[Dataset excerpts]
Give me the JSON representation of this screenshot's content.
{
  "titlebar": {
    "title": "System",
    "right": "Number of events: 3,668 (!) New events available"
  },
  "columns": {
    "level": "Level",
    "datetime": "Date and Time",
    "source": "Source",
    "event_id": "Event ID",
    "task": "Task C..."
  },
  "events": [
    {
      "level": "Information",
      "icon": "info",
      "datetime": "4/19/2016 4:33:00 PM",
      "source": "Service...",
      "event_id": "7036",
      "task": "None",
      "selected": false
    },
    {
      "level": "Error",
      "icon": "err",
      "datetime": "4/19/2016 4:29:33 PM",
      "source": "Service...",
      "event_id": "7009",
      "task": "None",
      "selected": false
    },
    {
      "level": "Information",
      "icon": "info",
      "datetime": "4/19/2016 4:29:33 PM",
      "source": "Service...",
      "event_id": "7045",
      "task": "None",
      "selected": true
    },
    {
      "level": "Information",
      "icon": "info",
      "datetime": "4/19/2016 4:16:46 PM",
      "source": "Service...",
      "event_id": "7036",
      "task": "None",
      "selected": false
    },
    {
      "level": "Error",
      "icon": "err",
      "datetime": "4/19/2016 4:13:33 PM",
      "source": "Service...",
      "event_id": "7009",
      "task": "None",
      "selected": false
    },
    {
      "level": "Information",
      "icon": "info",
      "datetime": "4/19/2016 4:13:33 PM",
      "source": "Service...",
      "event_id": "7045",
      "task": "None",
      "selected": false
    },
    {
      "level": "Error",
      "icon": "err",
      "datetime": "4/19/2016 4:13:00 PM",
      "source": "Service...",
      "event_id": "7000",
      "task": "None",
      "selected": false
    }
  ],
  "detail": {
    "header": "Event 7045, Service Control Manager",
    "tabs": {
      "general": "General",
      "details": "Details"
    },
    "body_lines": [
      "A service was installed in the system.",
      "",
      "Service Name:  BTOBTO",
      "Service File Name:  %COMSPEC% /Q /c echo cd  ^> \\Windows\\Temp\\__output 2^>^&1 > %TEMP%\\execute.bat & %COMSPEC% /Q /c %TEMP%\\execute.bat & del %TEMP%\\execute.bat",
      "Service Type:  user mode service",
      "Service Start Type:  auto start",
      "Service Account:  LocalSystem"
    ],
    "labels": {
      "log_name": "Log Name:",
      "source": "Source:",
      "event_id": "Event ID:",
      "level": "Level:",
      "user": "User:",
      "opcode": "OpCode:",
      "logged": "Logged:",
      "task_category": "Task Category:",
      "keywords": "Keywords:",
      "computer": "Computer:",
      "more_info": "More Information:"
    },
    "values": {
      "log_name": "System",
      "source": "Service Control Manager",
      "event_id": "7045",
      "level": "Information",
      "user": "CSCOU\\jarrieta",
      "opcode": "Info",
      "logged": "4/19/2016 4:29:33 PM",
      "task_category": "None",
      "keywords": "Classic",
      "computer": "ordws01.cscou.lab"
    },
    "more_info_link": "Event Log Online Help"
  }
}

STATED TASK: Quote every record above exactly.

PROBLEM SOLUTION:
Give me the JSON representation of this screenshot's content.
{
  "titlebar": {
    "title": "System",
    "right": "Number of events: 3,668 (!) New events available"
  },
  "columns": {
    "level": "Level",
    "datetime": "Date and Time",
    "source": "Source",
    "event_id": "Event ID",
    "task": "Task C..."
  },
  "events": [
    {
      "level": "Information",
      "icon": "info",
      "datetime": "4/19/2016 4:33:00 PM",
      "source": "Service...",
      "event_id": "7036",
      "task": "None",
      "selected": false
    },
    {
      "level": "Error",
      "icon": "err",
      "datetime": "4/19/2016 4:29:33 PM",
      "source": "Service...",
      "event_id": "7009",
      "task": "None",
      "selected": false
    },
    {
      "level": "Information",
      "icon": "info",
      "datetime": "4/19/2016 4:29:33 PM",
      "source": "Service...",
      "event_id": "7045",
      "task": "None",
      "selected": true
    },
    {
      "level": "Information",
      "icon": "info",
      "datetime": "4/19/2016 4:16:46 PM",
      "source": "Service...",
      "event_id": "7036",
      "task": "None",
      "selected": false
    },
    {
      "level": "Error",
      "icon": "err",
      "datetime": "4/19/2016 4:13:33 PM",
      "source": "Service...",
      "event_id": "7009",
      "task": "None",
      "selected": false
    },
    {
      "level": "Information",
      "icon": "info",
      "datetime": "4/19/2016 4:13:33 PM",
      "source": "Service...",
      "event_id": "7045",
      "task": "None",
      "selected": false
    },
    {
      "level": "Error",
      "icon": "err",
      "datetime": "4/19/2016 4:13:00 PM",
      "source": "Service...",
      "event_id": "7000",
      "task": "None",
      "selected": false
    }
  ],
  "detail": {
    "header": "Event 7045, Service Control Manager",
    "tabs": {
      "general": "General",
      "details": "Details"
    },
    "body_lines": [
      "A service was installed in the system.",
      "",
      "Service Name:  BTOBTO",
      "Service File Name:  %COMSPEC% /Q /c echo cd  ^> \\Windows\\Temp\\__output 2^>^&1 > %TEMP%\\execute.bat & %COMSPEC% /Q /c %TEMP%\\execute.bat & del %TEMP%\\execute.bat",
      "Service Type:  user mode service",
      "Service Start Type:  auto start",
      "Service Account:  LocalSystem"
    ],
    "labels": {
      "log_name": "Log Name:",
      "source": "Source:",
      "event_id": "Event ID:",
      "level": "Level:",
      "user": "User:",
      "opcode": "OpCode:",
      "logged": "Logged:",
      "task_category": "Task Category:",
      "keywords": "Keywords:",
      "computer": "Computer:",
      "more_info": "More Information:"
    },
    "values": {
      "log_name": "System",
      "source": "Service Control Manager",
      "event_id": "7045",
      "level": "Information",
      "user": "CSCOU\\jarrieta",
      "opcode": "Info",
      "logged": "4/19/2016 4:29:33 PM",
      "task_category": "None",
      "keywords": "Classic",
      "computer": "ordws01.cscou.lab"
    },
    "more_info_link": "Event Log Online Help"
  }
}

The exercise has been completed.